Aim of the task ->
Once the pictures are set aside, transcribe the remaining data exactly.

Data for this exercise ->
# # #
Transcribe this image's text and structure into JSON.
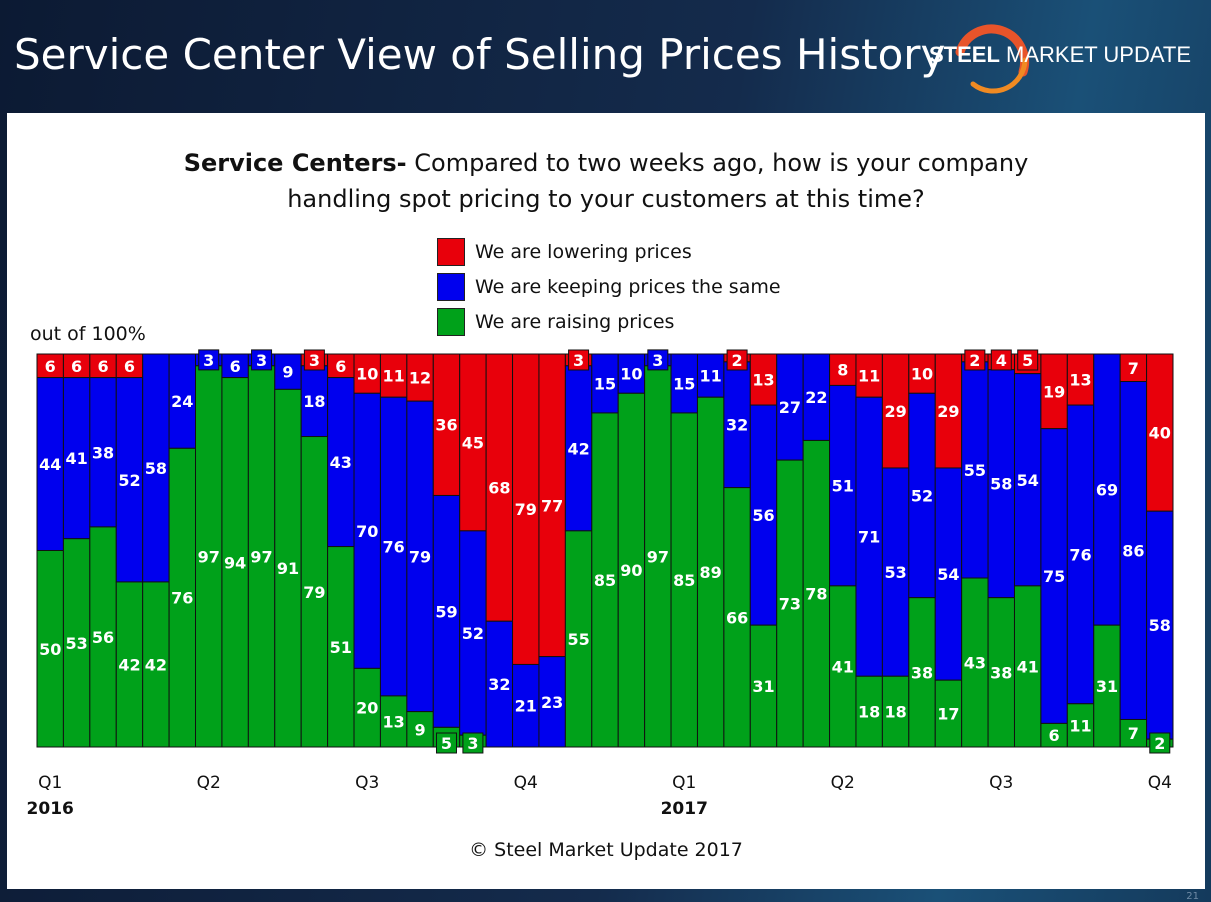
{
  "slide": {
    "title": "Service Center View of Selling Prices History",
    "logo": {
      "bold": "STEEL",
      "regular": "MARKET UPDATE"
    },
    "page_number": "21"
  },
  "chart_data": {
    "type": "bar",
    "stacked": true,
    "title_bold": "Service Centers-",
    "title_line1": " Compared to two weeks ago, how is your company",
    "title_line2": "handling spot pricing to your customers at this time?",
    "unit_label": "out of 100%",
    "ylim": [
      0,
      100
    ],
    "grid": false,
    "legend_placement": "top-center",
    "colors": {
      "lowering": "#e8000b",
      "same": "#0000ee",
      "raising": "#00a11a"
    },
    "series": [
      {
        "name": "We are lowering prices",
        "values": [
          6,
          6,
          6,
          6,
          0,
          0,
          0,
          0,
          0,
          0,
          3,
          6,
          10,
          11,
          12,
          36,
          45,
          68,
          79,
          77,
          3,
          0,
          0,
          0,
          0,
          0,
          2,
          13,
          0,
          0,
          8,
          11,
          29,
          10,
          29,
          2,
          4,
          5,
          19,
          13,
          0,
          7,
          40
        ]
      },
      {
        "name": "We are keeping prices the same",
        "values": [
          44,
          41,
          38,
          52,
          58,
          24,
          3,
          6,
          3,
          9,
          18,
          43,
          70,
          76,
          79,
          59,
          52,
          32,
          21,
          23,
          42,
          15,
          10,
          3,
          15,
          11,
          32,
          56,
          27,
          22,
          51,
          71,
          53,
          52,
          54,
          55,
          58,
          54,
          75,
          76,
          69,
          86,
          58
        ]
      },
      {
        "name": "We are raising prices",
        "values": [
          50,
          53,
          56,
          42,
          42,
          76,
          97,
          94,
          97,
          91,
          79,
          51,
          20,
          13,
          9,
          5,
          3,
          0,
          0,
          0,
          55,
          85,
          90,
          97,
          85,
          89,
          66,
          31,
          73,
          78,
          41,
          18,
          18,
          38,
          17,
          43,
          38,
          41,
          6,
          11,
          31,
          7,
          2
        ]
      }
    ],
    "x_ticks": [
      {
        "index": 0,
        "label": "Q1"
      },
      {
        "index": 6,
        "label": "Q2"
      },
      {
        "index": 12,
        "label": "Q3"
      },
      {
        "index": 18,
        "label": "Q4"
      },
      {
        "index": 24,
        "label": "Q1"
      },
      {
        "index": 30,
        "label": "Q2"
      },
      {
        "index": 36,
        "label": "Q3"
      },
      {
        "index": 42,
        "label": "Q4"
      }
    ],
    "year_labels": [
      {
        "index": 0,
        "label": "2016"
      },
      {
        "index": 24,
        "label": "2017"
      }
    ],
    "copyright": "© Steel Market Update 2017"
  }
}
# # #
Task result ->
Transcribe this image's text and structure into JSON.
{
  "slide": {
    "title": "Service Center View of Selling Prices History",
    "logo": {
      "bold": "STEEL",
      "regular": "MARKET UPDATE"
    },
    "page_number": "21"
  },
  "chart_data": {
    "type": "bar",
    "stacked": true,
    "title_bold": "Service Centers-",
    "title_line1": " Compared to two weeks ago, how is your company",
    "title_line2": "handling spot pricing to your customers at this time?",
    "unit_label": "out of 100%",
    "ylim": [
      0,
      100
    ],
    "grid": false,
    "legend_placement": "top-center",
    "colors": {
      "lowering": "#e8000b",
      "same": "#0000ee",
      "raising": "#00a11a"
    },
    "series": [
      {
        "name": "We are lowering prices",
        "values": [
          6,
          6,
          6,
          6,
          0,
          0,
          0,
          0,
          0,
          0,
          3,
          6,
          10,
          11,
          12,
          36,
          45,
          68,
          79,
          77,
          3,
          0,
          0,
          0,
          0,
          0,
          2,
          13,
          0,
          0,
          8,
          11,
          29,
          10,
          29,
          2,
          4,
          5,
          19,
          13,
          0,
          7,
          40
        ]
      },
      {
        "name": "We are keeping prices the same",
        "values": [
          44,
          41,
          38,
          52,
          58,
          24,
          3,
          6,
          3,
          9,
          18,
          43,
          70,
          76,
          79,
          59,
          52,
          32,
          21,
          23,
          42,
          15,
          10,
          3,
          15,
          11,
          32,
          56,
          27,
          22,
          51,
          71,
          53,
          52,
          54,
          55,
          58,
          54,
          75,
          76,
          69,
          86,
          58
        ]
      },
      {
        "name": "We are raising prices",
        "values": [
          50,
          53,
          56,
          42,
          42,
          76,
          97,
          94,
          97,
          91,
          79,
          51,
          20,
          13,
          9,
          5,
          3,
          0,
          0,
          0,
          55,
          85,
          90,
          97,
          85,
          89,
          66,
          31,
          73,
          78,
          41,
          18,
          18,
          38,
          17,
          43,
          38,
          41,
          6,
          11,
          31,
          7,
          2
        ]
      }
    ],
    "x_ticks": [
      {
        "index": 0,
        "label": "Q1"
      },
      {
        "index": 6,
        "label": "Q2"
      },
      {
        "index": 12,
        "label": "Q3"
      },
      {
        "index": 18,
        "label": "Q4"
      },
      {
        "index": 24,
        "label": "Q1"
      },
      {
        "index": 30,
        "label": "Q2"
      },
      {
        "index": 36,
        "label": "Q3"
      },
      {
        "index": 42,
        "label": "Q4"
      }
    ],
    "year_labels": [
      {
        "index": 0,
        "label": "2016"
      },
      {
        "index": 24,
        "label": "2017"
      }
    ],
    "copyright": "© Steel Market Update 2017"
  }
}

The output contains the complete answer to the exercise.